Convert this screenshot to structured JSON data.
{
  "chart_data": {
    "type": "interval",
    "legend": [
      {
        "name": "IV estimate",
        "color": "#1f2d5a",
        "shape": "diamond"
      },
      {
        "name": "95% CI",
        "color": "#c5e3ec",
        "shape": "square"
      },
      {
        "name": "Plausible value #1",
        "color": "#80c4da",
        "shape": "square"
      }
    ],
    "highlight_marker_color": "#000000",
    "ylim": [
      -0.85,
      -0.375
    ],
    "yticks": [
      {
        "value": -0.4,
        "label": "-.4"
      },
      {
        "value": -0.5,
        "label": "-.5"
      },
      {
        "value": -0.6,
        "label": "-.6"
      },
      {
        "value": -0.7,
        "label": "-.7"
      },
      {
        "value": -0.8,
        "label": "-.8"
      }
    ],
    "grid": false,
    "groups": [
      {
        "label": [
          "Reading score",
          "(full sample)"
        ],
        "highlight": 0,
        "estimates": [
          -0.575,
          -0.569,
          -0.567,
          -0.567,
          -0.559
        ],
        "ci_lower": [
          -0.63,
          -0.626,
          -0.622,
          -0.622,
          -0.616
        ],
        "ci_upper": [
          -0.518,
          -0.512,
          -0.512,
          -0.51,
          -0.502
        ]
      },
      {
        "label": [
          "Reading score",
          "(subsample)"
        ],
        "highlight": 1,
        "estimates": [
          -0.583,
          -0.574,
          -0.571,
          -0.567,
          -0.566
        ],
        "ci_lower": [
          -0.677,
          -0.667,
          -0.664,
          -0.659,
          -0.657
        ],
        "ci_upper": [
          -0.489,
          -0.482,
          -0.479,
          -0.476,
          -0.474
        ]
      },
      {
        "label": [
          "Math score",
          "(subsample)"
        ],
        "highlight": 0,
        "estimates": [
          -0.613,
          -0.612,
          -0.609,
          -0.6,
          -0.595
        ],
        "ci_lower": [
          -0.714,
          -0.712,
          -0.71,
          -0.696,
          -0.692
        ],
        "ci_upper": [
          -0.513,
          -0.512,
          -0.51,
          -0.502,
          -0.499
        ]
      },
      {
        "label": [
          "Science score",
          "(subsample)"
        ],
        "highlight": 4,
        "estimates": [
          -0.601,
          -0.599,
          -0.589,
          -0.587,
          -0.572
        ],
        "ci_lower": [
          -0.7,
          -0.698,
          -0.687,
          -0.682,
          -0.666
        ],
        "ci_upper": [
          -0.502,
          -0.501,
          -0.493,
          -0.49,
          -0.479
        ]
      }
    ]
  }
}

▸ Instruction: Reproduce the material exactly, with every line intact.

▸ The solution:
Convert this screenshot to structured JSON data.
{
  "chart_data": {
    "type": "interval",
    "legend": [
      {
        "name": "IV estimate",
        "color": "#1f2d5a",
        "shape": "diamond"
      },
      {
        "name": "95% CI",
        "color": "#c5e3ec",
        "shape": "square"
      },
      {
        "name": "Plausible value #1",
        "color": "#80c4da",
        "shape": "square"
      }
    ],
    "highlight_marker_color": "#000000",
    "ylim": [
      -0.85,
      -0.375
    ],
    "yticks": [
      {
        "value": -0.4,
        "label": "-.4"
      },
      {
        "value": -0.5,
        "label": "-.5"
      },
      {
        "value": -0.6,
        "label": "-.6"
      },
      {
        "value": -0.7,
        "label": "-.7"
      },
      {
        "value": -0.8,
        "label": "-.8"
      }
    ],
    "grid": false,
    "groups": [
      {
        "label": [
          "Reading score",
          "(full sample)"
        ],
        "highlight": 0,
        "estimates": [
          -0.575,
          -0.569,
          -0.567,
          -0.567,
          -0.559
        ],
        "ci_lower": [
          -0.63,
          -0.626,
          -0.622,
          -0.622,
          -0.616
        ],
        "ci_upper": [
          -0.518,
          -0.512,
          -0.512,
          -0.51,
          -0.502
        ]
      },
      {
        "label": [
          "Reading score",
          "(subsample)"
        ],
        "highlight": 1,
        "estimates": [
          -0.583,
          -0.574,
          -0.571,
          -0.567,
          -0.566
        ],
        "ci_lower": [
          -0.677,
          -0.667,
          -0.664,
          -0.659,
          -0.657
        ],
        "ci_upper": [
          -0.489,
          -0.482,
          -0.479,
          -0.476,
          -0.474
        ]
      },
      {
        "label": [
          "Math score",
          "(subsample)"
        ],
        "highlight": 0,
        "estimates": [
          -0.613,
          -0.612,
          -0.609,
          -0.6,
          -0.595
        ],
        "ci_lower": [
          -0.714,
          -0.712,
          -0.71,
          -0.696,
          -0.692
        ],
        "ci_upper": [
          -0.513,
          -0.512,
          -0.51,
          -0.502,
          -0.499
        ]
      },
      {
        "label": [
          "Science score",
          "(subsample)"
        ],
        "highlight": 4,
        "estimates": [
          -0.601,
          -0.599,
          -0.589,
          -0.587,
          -0.572
        ],
        "ci_lower": [
          -0.7,
          -0.698,
          -0.687,
          -0.682,
          -0.666
        ],
        "ci_upper": [
          -0.502,
          -0.501,
          -0.493,
          -0.49,
          -0.479
        ]
      }
    ]
  }
}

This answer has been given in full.